### WORK REQUIRED
Copy all lines in which the word "text" can be found.
::: SUPPLIED MATERIAL
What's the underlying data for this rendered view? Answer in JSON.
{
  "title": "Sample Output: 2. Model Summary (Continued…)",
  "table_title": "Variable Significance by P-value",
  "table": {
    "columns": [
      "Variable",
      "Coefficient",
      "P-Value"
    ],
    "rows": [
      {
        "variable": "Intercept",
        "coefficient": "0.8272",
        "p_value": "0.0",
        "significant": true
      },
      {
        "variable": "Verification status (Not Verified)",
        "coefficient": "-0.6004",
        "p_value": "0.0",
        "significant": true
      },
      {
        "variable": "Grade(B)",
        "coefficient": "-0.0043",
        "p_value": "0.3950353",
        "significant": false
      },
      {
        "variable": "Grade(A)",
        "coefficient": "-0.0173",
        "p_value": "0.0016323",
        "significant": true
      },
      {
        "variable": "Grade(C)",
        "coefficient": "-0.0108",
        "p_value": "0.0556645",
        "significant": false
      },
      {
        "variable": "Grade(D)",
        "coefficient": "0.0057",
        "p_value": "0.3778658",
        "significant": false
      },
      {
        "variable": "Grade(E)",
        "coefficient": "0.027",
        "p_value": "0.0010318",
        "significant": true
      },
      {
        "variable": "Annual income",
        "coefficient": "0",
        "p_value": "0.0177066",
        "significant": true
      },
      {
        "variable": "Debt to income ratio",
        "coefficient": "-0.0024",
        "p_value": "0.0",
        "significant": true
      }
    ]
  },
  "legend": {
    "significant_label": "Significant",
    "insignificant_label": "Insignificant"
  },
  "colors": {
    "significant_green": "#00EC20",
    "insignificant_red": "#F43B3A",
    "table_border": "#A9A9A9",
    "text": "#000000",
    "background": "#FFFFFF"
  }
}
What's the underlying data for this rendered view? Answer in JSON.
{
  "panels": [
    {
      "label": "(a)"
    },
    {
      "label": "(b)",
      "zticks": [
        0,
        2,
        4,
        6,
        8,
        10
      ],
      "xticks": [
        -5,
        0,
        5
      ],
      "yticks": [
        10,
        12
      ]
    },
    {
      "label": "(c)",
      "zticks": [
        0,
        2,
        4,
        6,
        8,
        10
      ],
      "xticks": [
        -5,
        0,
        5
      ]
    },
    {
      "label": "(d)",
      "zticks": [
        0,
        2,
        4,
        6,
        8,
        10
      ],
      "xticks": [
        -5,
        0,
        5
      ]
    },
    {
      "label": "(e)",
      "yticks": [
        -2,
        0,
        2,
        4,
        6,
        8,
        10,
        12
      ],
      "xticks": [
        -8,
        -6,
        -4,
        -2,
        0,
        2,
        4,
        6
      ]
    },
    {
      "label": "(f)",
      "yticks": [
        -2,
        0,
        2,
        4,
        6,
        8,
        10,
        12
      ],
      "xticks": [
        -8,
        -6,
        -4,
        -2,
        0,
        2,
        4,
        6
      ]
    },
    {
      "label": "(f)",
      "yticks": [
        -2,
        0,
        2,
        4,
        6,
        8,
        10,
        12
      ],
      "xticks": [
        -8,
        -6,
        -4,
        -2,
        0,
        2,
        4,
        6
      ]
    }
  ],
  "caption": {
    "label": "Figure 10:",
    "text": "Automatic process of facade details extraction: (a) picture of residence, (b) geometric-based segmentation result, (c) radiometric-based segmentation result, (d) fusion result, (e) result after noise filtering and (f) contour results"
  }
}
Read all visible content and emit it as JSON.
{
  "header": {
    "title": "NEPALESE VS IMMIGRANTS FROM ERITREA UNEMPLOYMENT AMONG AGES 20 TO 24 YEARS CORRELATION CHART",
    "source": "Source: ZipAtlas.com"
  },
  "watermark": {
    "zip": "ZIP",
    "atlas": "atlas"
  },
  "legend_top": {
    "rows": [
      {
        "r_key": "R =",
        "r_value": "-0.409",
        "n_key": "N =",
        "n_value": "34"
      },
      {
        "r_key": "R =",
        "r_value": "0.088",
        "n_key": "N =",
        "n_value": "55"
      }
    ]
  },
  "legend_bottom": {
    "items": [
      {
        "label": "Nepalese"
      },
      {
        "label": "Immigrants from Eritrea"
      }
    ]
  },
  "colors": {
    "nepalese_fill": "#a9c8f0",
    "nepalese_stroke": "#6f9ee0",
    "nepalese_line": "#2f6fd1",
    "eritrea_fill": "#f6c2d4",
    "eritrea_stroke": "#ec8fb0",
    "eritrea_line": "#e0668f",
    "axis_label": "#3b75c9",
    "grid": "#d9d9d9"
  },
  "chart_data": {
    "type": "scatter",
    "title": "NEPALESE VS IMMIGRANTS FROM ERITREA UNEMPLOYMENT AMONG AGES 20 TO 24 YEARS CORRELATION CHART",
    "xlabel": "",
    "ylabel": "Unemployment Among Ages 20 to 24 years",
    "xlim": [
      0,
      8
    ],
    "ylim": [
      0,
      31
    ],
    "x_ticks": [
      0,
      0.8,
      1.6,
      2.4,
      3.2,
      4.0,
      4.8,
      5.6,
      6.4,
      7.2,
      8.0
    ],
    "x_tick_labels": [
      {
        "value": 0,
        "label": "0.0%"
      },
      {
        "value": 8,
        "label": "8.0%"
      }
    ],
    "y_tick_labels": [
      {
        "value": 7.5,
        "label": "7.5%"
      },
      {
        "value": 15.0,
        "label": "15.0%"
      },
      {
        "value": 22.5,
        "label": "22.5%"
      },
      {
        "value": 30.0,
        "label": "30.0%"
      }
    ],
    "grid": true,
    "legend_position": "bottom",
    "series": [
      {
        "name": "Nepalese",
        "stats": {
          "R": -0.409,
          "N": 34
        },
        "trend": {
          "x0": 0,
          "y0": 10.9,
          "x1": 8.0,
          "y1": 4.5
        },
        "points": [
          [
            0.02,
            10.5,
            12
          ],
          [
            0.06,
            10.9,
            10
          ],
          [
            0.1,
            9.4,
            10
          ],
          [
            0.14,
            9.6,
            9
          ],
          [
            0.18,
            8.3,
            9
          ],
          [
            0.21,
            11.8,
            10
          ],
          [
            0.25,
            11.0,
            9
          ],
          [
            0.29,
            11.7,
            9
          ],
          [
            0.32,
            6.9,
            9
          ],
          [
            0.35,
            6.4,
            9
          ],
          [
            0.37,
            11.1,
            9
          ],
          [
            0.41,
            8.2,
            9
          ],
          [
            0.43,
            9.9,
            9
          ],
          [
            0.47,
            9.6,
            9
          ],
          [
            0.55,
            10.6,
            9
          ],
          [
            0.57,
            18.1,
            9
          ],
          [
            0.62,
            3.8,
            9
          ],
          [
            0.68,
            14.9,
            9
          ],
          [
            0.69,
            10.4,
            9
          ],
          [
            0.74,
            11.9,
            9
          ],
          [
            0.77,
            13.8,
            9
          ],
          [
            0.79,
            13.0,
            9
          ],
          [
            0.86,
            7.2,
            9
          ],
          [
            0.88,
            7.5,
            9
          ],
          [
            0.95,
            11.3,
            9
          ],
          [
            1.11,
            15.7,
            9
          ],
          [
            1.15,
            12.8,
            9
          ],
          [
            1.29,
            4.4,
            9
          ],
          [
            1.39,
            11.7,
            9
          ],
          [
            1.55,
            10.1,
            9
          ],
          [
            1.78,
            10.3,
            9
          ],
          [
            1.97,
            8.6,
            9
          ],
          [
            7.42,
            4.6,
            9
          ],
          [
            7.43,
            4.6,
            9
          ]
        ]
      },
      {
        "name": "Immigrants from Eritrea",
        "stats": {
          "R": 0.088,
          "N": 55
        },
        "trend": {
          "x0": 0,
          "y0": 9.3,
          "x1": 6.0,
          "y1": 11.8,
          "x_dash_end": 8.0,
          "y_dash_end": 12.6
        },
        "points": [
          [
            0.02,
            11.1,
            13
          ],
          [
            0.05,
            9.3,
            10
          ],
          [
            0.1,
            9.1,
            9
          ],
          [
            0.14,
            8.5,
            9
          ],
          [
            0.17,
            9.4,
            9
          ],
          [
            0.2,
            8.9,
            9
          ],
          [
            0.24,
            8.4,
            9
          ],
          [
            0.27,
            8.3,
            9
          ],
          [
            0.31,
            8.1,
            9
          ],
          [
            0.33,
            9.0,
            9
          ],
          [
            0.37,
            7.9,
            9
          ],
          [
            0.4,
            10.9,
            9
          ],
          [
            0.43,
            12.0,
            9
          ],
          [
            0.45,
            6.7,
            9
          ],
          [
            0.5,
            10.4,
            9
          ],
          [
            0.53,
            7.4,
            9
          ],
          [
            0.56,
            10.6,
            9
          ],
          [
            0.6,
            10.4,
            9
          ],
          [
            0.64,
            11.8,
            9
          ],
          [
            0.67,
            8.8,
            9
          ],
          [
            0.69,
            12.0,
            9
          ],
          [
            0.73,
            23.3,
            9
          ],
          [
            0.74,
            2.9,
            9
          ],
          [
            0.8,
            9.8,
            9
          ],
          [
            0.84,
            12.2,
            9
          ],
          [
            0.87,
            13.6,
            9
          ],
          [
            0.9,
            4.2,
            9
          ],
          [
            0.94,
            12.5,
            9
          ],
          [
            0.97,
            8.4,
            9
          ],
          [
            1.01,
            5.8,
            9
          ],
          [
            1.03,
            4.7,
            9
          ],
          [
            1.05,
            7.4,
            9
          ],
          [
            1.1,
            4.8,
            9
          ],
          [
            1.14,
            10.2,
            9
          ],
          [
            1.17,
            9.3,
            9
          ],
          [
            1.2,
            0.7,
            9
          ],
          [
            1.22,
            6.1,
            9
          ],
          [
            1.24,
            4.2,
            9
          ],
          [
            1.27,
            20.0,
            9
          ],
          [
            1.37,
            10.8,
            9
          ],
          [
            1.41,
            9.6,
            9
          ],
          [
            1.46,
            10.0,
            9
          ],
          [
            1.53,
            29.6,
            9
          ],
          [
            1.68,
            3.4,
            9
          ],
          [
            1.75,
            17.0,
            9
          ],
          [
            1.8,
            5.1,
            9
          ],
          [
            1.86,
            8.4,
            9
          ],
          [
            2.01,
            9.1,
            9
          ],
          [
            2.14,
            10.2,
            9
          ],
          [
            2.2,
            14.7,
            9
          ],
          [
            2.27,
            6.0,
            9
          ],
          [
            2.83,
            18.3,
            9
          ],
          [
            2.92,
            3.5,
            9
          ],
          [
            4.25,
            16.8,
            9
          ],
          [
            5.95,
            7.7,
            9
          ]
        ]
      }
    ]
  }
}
::::::
### RESULT OF THIS EXERCISE
    "text": "#000000",
    "text": "Automatic process of facade details extraction: (a) picture of residence, (b) geometric-based segmentation result, (c) radiometric-based segmentation result, (d) fusion result, (e) result after noise filtering and (f) contour results"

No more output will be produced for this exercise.